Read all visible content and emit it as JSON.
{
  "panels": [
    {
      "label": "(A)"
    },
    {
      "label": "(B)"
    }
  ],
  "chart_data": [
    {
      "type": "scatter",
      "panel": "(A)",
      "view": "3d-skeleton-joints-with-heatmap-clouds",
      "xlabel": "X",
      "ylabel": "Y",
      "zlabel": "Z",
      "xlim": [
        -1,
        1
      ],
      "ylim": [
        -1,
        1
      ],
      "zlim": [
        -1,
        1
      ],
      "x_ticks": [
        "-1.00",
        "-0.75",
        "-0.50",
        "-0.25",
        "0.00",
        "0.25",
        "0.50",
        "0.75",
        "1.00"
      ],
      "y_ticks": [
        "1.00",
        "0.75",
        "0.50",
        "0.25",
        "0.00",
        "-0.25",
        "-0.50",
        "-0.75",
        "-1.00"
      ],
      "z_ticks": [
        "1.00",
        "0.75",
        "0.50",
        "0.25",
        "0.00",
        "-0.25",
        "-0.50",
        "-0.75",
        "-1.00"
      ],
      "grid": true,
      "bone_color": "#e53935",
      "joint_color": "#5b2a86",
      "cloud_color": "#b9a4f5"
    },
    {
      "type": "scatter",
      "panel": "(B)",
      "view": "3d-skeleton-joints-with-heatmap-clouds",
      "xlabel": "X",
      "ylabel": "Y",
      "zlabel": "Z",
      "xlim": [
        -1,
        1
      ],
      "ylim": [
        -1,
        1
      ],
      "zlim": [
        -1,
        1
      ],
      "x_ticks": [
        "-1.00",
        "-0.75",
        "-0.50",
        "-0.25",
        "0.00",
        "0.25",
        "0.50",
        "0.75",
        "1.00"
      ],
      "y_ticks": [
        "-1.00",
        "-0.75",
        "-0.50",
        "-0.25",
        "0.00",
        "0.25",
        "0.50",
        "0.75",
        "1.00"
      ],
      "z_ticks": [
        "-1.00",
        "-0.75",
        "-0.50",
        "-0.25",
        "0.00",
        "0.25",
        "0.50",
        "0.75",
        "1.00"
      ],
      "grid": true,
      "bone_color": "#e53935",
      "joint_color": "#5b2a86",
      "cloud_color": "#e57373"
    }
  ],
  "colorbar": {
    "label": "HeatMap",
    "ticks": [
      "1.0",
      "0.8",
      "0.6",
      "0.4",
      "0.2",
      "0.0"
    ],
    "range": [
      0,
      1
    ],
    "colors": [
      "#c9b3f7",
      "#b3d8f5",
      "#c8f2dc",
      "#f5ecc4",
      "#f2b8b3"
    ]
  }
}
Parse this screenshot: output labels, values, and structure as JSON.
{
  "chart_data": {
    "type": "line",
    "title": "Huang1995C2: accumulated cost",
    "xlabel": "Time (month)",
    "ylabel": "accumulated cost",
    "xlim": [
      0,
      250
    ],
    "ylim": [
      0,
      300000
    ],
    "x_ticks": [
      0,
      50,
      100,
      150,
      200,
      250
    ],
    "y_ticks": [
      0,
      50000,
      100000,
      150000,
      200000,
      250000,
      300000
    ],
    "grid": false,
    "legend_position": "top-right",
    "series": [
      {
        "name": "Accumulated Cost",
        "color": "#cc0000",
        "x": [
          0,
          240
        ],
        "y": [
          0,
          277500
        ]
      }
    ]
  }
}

________________________________________

Goal –
Using the data above, print every record exactly as shown.

Reply –
Read all visible content and emit it as JSON.
{
  "panels": [
    {
      "label": "(A)"
    },
    {
      "label": "(B)"
    }
  ],
  "chart_data": [
    {
      "type": "scatter",
      "panel": "(A)",
      "view": "3d-skeleton-joints-with-heatmap-clouds",
      "xlabel": "X",
      "ylabel": "Y",
      "zlabel": "Z",
      "xlim": [
        -1,
        1
      ],
      "ylim": [
        -1,
        1
      ],
      "zlim": [
        -1,
        1
      ],
      "x_ticks": [
        "-1.00",
        "-0.75",
        "-0.50",
        "-0.25",
        "0.00",
        "0.25",
        "0.50",
        "0.75",
        "1.00"
      ],
      "y_ticks": [
        "1.00",
        "0.75",
        "0.50",
        "0.25",
        "0.00",
        "-0.25",
        "-0.50",
        "-0.75",
        "-1.00"
      ],
      "z_ticks": [
        "1.00",
        "0.75",
        "0.50",
        "0.25",
        "0.00",
        "-0.25",
        "-0.50",
        "-0.75",
        "-1.00"
      ],
      "grid": true,
      "bone_color": "#e53935",
      "joint_color": "#5b2a86",
      "cloud_color": "#b9a4f5"
    },
    {
      "type": "scatter",
      "panel": "(B)",
      "view": "3d-skeleton-joints-with-heatmap-clouds",
      "xlabel": "X",
      "ylabel": "Y",
      "zlabel": "Z",
      "xlim": [
        -1,
        1
      ],
      "ylim": [
        -1,
        1
      ],
      "zlim": [
        -1,
        1
      ],
      "x_ticks": [
        "-1.00",
        "-0.75",
        "-0.50",
        "-0.25",
        "0.00",
        "0.25",
        "0.50",
        "0.75",
        "1.00"
      ],
      "y_ticks": [
        "-1.00",
        "-0.75",
        "-0.50",
        "-0.25",
        "0.00",
        "0.25",
        "0.50",
        "0.75",
        "1.00"
      ],
      "z_ticks": [
        "-1.00",
        "-0.75",
        "-0.50",
        "-0.25",
        "0.00",
        "0.25",
        "0.50",
        "0.75",
        "1.00"
      ],
      "grid": true,
      "bone_color": "#e53935",
      "joint_color": "#5b2a86",
      "cloud_color": "#e57373"
    }
  ],
  "colorbar": {
    "label": "HeatMap",
    "ticks": [
      "1.0",
      "0.8",
      "0.6",
      "0.4",
      "0.2",
      "0.0"
    ],
    "range": [
      0,
      1
    ],
    "colors": [
      "#c9b3f7",
      "#b3d8f5",
      "#c8f2dc",
      "#f5ecc4",
      "#f2b8b3"
    ]
  }
}
Parse this screenshot: output labels, values, and structure as JSON.
{
  "chart_data": {
    "type": "line",
    "title": "Huang1995C2: accumulated cost",
    "xlabel": "Time (month)",
    "ylabel": "accumulated cost",
    "xlim": [
      0,
      250
    ],
    "ylim": [
      0,
      300000
    ],
    "x_ticks": [
      0,
      50,
      100,
      150,
      200,
      250
    ],
    "y_ticks": [
      0,
      50000,
      100000,
      150000,
      200000,
      250000,
      300000
    ],
    "grid": false,
    "legend_position": "top-right",
    "series": [
      {
        "name": "Accumulated Cost",
        "color": "#cc0000",
        "x": [
          0,
          240
        ],
        "y": [
          0,
          277500
        ]
      }
    ]
  }
}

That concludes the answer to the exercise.